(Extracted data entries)
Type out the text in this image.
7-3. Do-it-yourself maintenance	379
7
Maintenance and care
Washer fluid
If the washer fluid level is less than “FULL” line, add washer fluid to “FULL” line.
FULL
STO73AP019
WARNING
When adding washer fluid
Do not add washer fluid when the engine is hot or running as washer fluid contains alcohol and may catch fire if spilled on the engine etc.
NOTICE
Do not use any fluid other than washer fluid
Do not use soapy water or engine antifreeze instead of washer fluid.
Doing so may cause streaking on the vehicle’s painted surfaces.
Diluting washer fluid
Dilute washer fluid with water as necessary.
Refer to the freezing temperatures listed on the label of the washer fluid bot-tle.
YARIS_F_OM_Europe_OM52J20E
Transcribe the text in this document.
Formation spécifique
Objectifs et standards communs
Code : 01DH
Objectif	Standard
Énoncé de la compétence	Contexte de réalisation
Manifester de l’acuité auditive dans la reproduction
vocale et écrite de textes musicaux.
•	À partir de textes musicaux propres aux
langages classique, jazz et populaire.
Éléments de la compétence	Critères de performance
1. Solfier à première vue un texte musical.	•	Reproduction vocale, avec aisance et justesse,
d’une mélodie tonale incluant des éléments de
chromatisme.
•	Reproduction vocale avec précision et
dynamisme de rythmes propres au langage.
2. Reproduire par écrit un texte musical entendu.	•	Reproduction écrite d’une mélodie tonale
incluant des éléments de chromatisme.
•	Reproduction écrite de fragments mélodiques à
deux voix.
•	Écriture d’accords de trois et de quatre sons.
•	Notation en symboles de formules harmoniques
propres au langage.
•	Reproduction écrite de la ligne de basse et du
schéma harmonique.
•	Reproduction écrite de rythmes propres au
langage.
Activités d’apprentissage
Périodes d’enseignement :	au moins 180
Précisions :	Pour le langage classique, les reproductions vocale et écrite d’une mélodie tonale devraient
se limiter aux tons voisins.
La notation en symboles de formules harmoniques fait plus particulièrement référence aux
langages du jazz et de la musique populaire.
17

▶ [Exercise]
Show every line in the records above that contains the word "avec".

▶ [Correct answer]
1. Solfier à première vue un texte musical.	•	Reproduction vocale, avec aisance et justesse,
•	Reproduction vocale avec précision et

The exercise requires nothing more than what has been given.